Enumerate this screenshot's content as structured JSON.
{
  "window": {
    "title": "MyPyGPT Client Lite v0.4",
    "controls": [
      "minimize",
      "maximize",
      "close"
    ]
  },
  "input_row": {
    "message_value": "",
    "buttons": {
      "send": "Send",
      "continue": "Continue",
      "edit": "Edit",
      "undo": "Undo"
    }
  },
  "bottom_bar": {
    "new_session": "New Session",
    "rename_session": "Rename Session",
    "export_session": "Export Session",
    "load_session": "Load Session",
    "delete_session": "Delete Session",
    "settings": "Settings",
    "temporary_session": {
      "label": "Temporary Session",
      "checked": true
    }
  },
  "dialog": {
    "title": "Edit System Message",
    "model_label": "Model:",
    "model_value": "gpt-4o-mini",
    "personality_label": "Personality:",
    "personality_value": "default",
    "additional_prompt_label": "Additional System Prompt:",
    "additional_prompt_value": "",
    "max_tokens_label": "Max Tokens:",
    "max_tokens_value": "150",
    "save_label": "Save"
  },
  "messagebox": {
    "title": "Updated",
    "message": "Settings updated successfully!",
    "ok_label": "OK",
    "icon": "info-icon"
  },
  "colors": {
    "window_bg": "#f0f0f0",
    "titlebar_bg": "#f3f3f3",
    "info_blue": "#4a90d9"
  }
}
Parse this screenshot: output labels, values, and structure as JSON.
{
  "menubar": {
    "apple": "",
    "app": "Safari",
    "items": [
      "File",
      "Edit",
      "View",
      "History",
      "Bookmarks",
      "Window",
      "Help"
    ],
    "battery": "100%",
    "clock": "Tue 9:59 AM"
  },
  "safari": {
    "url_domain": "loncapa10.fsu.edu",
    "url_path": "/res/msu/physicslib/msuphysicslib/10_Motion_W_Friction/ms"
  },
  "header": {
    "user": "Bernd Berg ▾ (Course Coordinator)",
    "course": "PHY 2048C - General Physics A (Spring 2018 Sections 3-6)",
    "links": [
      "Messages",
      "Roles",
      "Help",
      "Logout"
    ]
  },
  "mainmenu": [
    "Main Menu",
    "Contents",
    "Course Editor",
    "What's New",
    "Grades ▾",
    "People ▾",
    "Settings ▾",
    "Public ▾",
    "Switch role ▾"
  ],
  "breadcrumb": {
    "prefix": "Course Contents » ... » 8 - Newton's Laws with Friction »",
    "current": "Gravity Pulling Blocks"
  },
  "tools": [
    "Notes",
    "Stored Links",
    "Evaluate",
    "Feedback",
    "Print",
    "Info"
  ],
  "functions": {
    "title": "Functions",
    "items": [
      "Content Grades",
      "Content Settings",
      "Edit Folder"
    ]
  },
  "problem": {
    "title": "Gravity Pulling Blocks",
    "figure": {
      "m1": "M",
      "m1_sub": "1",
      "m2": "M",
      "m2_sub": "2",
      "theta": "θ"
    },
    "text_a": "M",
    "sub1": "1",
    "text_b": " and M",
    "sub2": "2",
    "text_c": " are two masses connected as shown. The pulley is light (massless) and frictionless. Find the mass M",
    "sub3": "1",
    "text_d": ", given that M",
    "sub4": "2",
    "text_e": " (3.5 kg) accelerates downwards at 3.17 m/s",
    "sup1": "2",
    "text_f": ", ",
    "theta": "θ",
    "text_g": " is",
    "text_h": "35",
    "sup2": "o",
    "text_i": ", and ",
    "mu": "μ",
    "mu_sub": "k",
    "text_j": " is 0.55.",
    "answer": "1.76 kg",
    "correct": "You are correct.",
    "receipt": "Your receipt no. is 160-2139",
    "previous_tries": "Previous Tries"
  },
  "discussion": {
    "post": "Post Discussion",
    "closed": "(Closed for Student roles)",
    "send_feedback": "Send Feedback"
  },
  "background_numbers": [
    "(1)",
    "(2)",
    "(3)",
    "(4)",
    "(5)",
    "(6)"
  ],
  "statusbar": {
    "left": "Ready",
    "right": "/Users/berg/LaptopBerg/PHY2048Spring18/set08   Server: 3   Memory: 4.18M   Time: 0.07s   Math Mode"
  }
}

------------------------------------------------

**Task to carry out:** Output every entry shown above, exactly.

**Answer:**
Enumerate this screenshot's content as structured JSON.
{
  "window": {
    "title": "MyPyGPT Client Lite v0.4",
    "controls": [
      "minimize",
      "maximize",
      "close"
    ]
  },
  "input_row": {
    "message_value": "",
    "buttons": {
      "send": "Send",
      "continue": "Continue",
      "edit": "Edit",
      "undo": "Undo"
    }
  },
  "bottom_bar": {
    "new_session": "New Session",
    "rename_session": "Rename Session",
    "export_session": "Export Session",
    "load_session": "Load Session",
    "delete_session": "Delete Session",
    "settings": "Settings",
    "temporary_session": {
      "label": "Temporary Session",
      "checked": true
    }
  },
  "dialog": {
    "title": "Edit System Message",
    "model_label": "Model:",
    "model_value": "gpt-4o-mini",
    "personality_label": "Personality:",
    "personality_value": "default",
    "additional_prompt_label": "Additional System Prompt:",
    "additional_prompt_value": "",
    "max_tokens_label": "Max Tokens:",
    "max_tokens_value": "150",
    "save_label": "Save"
  },
  "messagebox": {
    "title": "Updated",
    "message": "Settings updated successfully!",
    "ok_label": "OK",
    "icon": "info-icon"
  },
  "colors": {
    "window_bg": "#f0f0f0",
    "titlebar_bg": "#f3f3f3",
    "info_blue": "#4a90d9"
  }
}
Parse this screenshot: output labels, values, and structure as JSON.
{
  "menubar": {
    "apple": "",
    "app": "Safari",
    "items": [
      "File",
      "Edit",
      "View",
      "History",
      "Bookmarks",
      "Window",
      "Help"
    ],
    "battery": "100%",
    "clock": "Tue 9:59 AM"
  },
  "safari": {
    "url_domain": "loncapa10.fsu.edu",
    "url_path": "/res/msu/physicslib/msuphysicslib/10_Motion_W_Friction/ms"
  },
  "header": {
    "user": "Bernd Berg ▾ (Course Coordinator)",
    "course": "PHY 2048C - General Physics A (Spring 2018 Sections 3-6)",
    "links": [
      "Messages",
      "Roles",
      "Help",
      "Logout"
    ]
  },
  "mainmenu": [
    "Main Menu",
    "Contents",
    "Course Editor",
    "What's New",
    "Grades ▾",
    "People ▾",
    "Settings ▾",
    "Public ▾",
    "Switch role ▾"
  ],
  "breadcrumb": {
    "prefix": "Course Contents » ... » 8 - Newton's Laws with Friction »",
    "current": "Gravity Pulling Blocks"
  },
  "tools": [
    "Notes",
    "Stored Links",
    "Evaluate",
    "Feedback",
    "Print",
    "Info"
  ],
  "functions": {
    "title": "Functions",
    "items": [
      "Content Grades",
      "Content Settings",
      "Edit Folder"
    ]
  },
  "problem": {
    "title": "Gravity Pulling Blocks",
    "figure": {
      "m1": "M",
      "m1_sub": "1",
      "m2": "M",
      "m2_sub": "2",
      "theta": "θ"
    },
    "text_a": "M",
    "sub1": "1",
    "text_b": " and M",
    "sub2": "2",
    "text_c": " are two masses connected as shown. The pulley is light (massless) and frictionless. Find the mass M",
    "sub3": "1",
    "text_d": ", given that M",
    "sub4": "2",
    "text_e": " (3.5 kg) accelerates downwards at 3.17 m/s",
    "sup1": "2",
    "text_f": ", ",
    "theta": "θ",
    "text_g": " is",
    "text_h": "35",
    "sup2": "o",
    "text_i": ", and ",
    "mu": "μ",
    "mu_sub": "k",
    "text_j": " is 0.55.",
    "answer": "1.76 kg",
    "correct": "You are correct.",
    "receipt": "Your receipt no. is 160-2139",
    "previous_tries": "Previous Tries"
  },
  "discussion": {
    "post": "Post Discussion",
    "closed": "(Closed for Student roles)",
    "send_feedback": "Send Feedback"
  },
  "background_numbers": [
    "(1)",
    "(2)",
    "(3)",
    "(4)",
    "(5)",
    "(6)"
  ],
  "statusbar": {
    "left": "Ready",
    "right": "/Users/berg/LaptopBerg/PHY2048Spring18/set08   Server: 3   Memory: 4.18M   Time: 0.07s   Math Mode"
  }
}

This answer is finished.